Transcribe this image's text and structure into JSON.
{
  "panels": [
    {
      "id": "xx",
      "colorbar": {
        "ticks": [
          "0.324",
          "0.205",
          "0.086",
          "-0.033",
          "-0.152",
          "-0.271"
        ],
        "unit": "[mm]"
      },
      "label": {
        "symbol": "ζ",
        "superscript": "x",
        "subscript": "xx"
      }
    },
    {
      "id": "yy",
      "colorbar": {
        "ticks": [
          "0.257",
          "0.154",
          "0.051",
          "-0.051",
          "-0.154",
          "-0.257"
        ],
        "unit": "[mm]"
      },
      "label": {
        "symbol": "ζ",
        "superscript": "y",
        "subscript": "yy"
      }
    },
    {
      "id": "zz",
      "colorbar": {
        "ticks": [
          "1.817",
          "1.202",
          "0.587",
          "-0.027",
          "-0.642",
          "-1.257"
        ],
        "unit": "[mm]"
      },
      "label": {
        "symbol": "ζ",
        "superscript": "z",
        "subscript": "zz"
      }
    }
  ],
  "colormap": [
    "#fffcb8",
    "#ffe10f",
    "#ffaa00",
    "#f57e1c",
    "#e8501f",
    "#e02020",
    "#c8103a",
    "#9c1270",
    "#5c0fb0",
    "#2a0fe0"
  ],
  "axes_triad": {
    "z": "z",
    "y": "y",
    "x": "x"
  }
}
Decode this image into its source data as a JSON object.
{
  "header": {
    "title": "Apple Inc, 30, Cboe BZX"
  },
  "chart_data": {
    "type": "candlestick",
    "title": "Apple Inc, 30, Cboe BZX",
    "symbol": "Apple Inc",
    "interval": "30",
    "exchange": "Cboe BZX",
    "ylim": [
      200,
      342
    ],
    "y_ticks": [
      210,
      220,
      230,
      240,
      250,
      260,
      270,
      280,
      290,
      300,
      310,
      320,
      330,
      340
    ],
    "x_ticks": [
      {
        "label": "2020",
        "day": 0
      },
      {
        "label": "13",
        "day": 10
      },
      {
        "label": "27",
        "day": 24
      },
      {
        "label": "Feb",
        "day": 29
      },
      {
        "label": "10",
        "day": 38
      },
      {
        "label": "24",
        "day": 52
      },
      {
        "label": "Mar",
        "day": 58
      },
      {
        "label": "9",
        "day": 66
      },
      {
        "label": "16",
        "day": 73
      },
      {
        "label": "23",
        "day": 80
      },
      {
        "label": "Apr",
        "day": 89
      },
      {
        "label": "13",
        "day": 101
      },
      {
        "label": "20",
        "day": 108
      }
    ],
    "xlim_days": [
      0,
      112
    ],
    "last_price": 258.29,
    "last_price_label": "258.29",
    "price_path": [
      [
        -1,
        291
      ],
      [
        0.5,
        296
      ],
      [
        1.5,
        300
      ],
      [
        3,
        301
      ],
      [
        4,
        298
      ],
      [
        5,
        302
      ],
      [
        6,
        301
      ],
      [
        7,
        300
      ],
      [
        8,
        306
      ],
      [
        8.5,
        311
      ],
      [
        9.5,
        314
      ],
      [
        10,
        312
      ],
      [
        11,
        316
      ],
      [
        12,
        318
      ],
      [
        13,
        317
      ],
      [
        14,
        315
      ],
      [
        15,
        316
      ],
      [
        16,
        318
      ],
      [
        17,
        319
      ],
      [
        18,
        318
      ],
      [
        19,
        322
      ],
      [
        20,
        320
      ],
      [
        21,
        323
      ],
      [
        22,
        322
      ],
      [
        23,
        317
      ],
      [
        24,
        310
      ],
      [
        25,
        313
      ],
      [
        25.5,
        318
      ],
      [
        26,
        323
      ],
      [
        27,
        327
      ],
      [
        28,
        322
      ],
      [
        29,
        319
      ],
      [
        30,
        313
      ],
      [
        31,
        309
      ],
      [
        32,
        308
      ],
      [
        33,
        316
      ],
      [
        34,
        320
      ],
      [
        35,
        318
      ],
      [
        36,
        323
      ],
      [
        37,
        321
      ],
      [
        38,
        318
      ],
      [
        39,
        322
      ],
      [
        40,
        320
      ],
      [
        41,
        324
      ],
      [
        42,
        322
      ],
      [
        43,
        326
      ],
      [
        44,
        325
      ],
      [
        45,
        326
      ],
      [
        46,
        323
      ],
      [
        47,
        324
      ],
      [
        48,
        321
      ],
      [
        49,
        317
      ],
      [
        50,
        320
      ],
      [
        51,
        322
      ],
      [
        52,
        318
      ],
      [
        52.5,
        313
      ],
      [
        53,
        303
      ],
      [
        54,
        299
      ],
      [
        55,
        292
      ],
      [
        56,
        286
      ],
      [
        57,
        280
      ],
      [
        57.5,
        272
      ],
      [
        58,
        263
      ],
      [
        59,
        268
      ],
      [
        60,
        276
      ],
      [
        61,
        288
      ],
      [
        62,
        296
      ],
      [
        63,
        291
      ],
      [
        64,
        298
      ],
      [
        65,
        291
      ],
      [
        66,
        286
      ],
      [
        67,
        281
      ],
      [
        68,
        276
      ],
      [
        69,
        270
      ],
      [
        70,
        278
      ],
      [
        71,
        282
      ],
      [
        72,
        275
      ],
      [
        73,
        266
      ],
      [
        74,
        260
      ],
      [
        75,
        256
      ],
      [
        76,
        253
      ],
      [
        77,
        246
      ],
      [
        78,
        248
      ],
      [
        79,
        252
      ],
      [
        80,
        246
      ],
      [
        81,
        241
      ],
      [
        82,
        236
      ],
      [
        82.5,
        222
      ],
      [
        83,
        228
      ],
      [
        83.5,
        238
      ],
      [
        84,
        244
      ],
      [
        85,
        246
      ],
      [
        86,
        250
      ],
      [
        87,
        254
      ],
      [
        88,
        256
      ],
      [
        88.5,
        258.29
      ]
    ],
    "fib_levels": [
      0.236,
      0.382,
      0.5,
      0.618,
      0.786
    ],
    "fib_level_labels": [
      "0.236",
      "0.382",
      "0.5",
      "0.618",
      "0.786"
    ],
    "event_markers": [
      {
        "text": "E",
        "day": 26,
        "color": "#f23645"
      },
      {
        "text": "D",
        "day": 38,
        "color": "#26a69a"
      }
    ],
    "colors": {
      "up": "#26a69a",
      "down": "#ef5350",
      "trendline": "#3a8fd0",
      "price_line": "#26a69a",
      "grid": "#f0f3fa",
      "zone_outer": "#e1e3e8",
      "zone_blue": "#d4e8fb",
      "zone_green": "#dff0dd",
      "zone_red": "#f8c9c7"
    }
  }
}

────

**Exercise description:** Retype all of the entries precisely as they are.

**Response to the exercise:**
Transcribe this image's text and structure into JSON.
{
  "panels": [
    {
      "id": "xx",
      "colorbar": {
        "ticks": [
          "0.324",
          "0.205",
          "0.086",
          "-0.033",
          "-0.152",
          "-0.271"
        ],
        "unit": "[mm]"
      },
      "label": {
        "symbol": "ζ",
        "superscript": "x",
        "subscript": "xx"
      }
    },
    {
      "id": "yy",
      "colorbar": {
        "ticks": [
          "0.257",
          "0.154",
          "0.051",
          "-0.051",
          "-0.154",
          "-0.257"
        ],
        "unit": "[mm]"
      },
      "label": {
        "symbol": "ζ",
        "superscript": "y",
        "subscript": "yy"
      }
    },
    {
      "id": "zz",
      "colorbar": {
        "ticks": [
          "1.817",
          "1.202",
          "0.587",
          "-0.027",
          "-0.642",
          "-1.257"
        ],
        "unit": "[mm]"
      },
      "label": {
        "symbol": "ζ",
        "superscript": "z",
        "subscript": "zz"
      }
    }
  ],
  "colormap": [
    "#fffcb8",
    "#ffe10f",
    "#ffaa00",
    "#f57e1c",
    "#e8501f",
    "#e02020",
    "#c8103a",
    "#9c1270",
    "#5c0fb0",
    "#2a0fe0"
  ],
  "axes_triad": {
    "z": "z",
    "y": "y",
    "x": "x"
  }
}
Decode this image into its source data as a JSON object.
{
  "header": {
    "title": "Apple Inc, 30, Cboe BZX"
  },
  "chart_data": {
    "type": "candlestick",
    "title": "Apple Inc, 30, Cboe BZX",
    "symbol": "Apple Inc",
    "interval": "30",
    "exchange": "Cboe BZX",
    "ylim": [
      200,
      342
    ],
    "y_ticks": [
      210,
      220,
      230,
      240,
      250,
      260,
      270,
      280,
      290,
      300,
      310,
      320,
      330,
      340
    ],
    "x_ticks": [
      {
        "label": "2020",
        "day": 0
      },
      {
        "label": "13",
        "day": 10
      },
      {
        "label": "27",
        "day": 24
      },
      {
        "label": "Feb",
        "day": 29
      },
      {
        "label": "10",
        "day": 38
      },
      {
        "label": "24",
        "day": 52
      },
      {
        "label": "Mar",
        "day": 58
      },
      {
        "label": "9",
        "day": 66
      },
      {
        "label": "16",
        "day": 73
      },
      {
        "label": "23",
        "day": 80
      },
      {
        "label": "Apr",
        "day": 89
      },
      {
        "label": "13",
        "day": 101
      },
      {
        "label": "20",
        "day": 108
      }
    ],
    "xlim_days": [
      0,
      112
    ],
    "last_price": 258.29,
    "last_price_label": "258.29",
    "price_path": [
      [
        -1,
        291
      ],
      [
        0.5,
        296
      ],
      [
        1.5,
        300
      ],
      [
        3,
        301
      ],
      [
        4,
        298
      ],
      [
        5,
        302
      ],
      [
        6,
        301
      ],
      [
        7,
        300
      ],
      [
        8,
        306
      ],
      [
        8.5,
        311
      ],
      [
        9.5,
        314
      ],
      [
        10,
        312
      ],
      [
        11,
        316
      ],
      [
        12,
        318
      ],
      [
        13,
        317
      ],
      [
        14,
        315
      ],
      [
        15,
        316
      ],
      [
        16,
        318
      ],
      [
        17,
        319
      ],
      [
        18,
        318
      ],
      [
        19,
        322
      ],
      [
        20,
        320
      ],
      [
        21,
        323
      ],
      [
        22,
        322
      ],
      [
        23,
        317
      ],
      [
        24,
        310
      ],
      [
        25,
        313
      ],
      [
        25.5,
        318
      ],
      [
        26,
        323
      ],
      [
        27,
        327
      ],
      [
        28,
        322
      ],
      [
        29,
        319
      ],
      [
        30,
        313
      ],
      [
        31,
        309
      ],
      [
        32,
        308
      ],
      [
        33,
        316
      ],
      [
        34,
        320
      ],
      [
        35,
        318
      ],
      [
        36,
        323
      ],
      [
        37,
        321
      ],
      [
        38,
        318
      ],
      [
        39,
        322
      ],
      [
        40,
        320
      ],
      [
        41,
        324
      ],
      [
        42,
        322
      ],
      [
        43,
        326
      ],
      [
        44,
        325
      ],
      [
        45,
        326
      ],
      [
        46,
        323
      ],
      [
        47,
        324
      ],
      [
        48,
        321
      ],
      [
        49,
        317
      ],
      [
        50,
        320
      ],
      [
        51,
        322
      ],
      [
        52,
        318
      ],
      [
        52.5,
        313
      ],
      [
        53,
        303
      ],
      [
        54,
        299
      ],
      [
        55,
        292
      ],
      [
        56,
        286
      ],
      [
        57,
        280
      ],
      [
        57.5,
        272
      ],
      [
        58,
        263
      ],
      [
        59,
        268
      ],
      [
        60,
        276
      ],
      [
        61,
        288
      ],
      [
        62,
        296
      ],
      [
        63,
        291
      ],
      [
        64,
        298
      ],
      [
        65,
        291
      ],
      [
        66,
        286
      ],
      [
        67,
        281
      ],
      [
        68,
        276
      ],
      [
        69,
        270
      ],
      [
        70,
        278
      ],
      [
        71,
        282
      ],
      [
        72,
        275
      ],
      [
        73,
        266
      ],
      [
        74,
        260
      ],
      [
        75,
        256
      ],
      [
        76,
        253
      ],
      [
        77,
        246
      ],
      [
        78,
        248
      ],
      [
        79,
        252
      ],
      [
        80,
        246
      ],
      [
        81,
        241
      ],
      [
        82,
        236
      ],
      [
        82.5,
        222
      ],
      [
        83,
        228
      ],
      [
        83.5,
        238
      ],
      [
        84,
        244
      ],
      [
        85,
        246
      ],
      [
        86,
        250
      ],
      [
        87,
        254
      ],
      [
        88,
        256
      ],
      [
        88.5,
        258.29
      ]
    ],
    "fib_levels": [
      0.236,
      0.382,
      0.5,
      0.618,
      0.786
    ],
    "fib_level_labels": [
      "0.236",
      "0.382",
      "0.5",
      "0.618",
      "0.786"
    ],
    "event_markers": [
      {
        "text": "E",
        "day": 26,
        "color": "#f23645"
      },
      {
        "text": "D",
        "day": 38,
        "color": "#26a69a"
      }
    ],
    "colors": {
      "up": "#26a69a",
      "down": "#ef5350",
      "trendline": "#3a8fd0",
      "price_line": "#26a69a",
      "grid": "#f0f3fa",
      "zone_outer": "#e1e3e8",
      "zone_blue": "#d4e8fb",
      "zone_green": "#dff0dd",
      "zone_red": "#f8c9c7"
    }
  }
}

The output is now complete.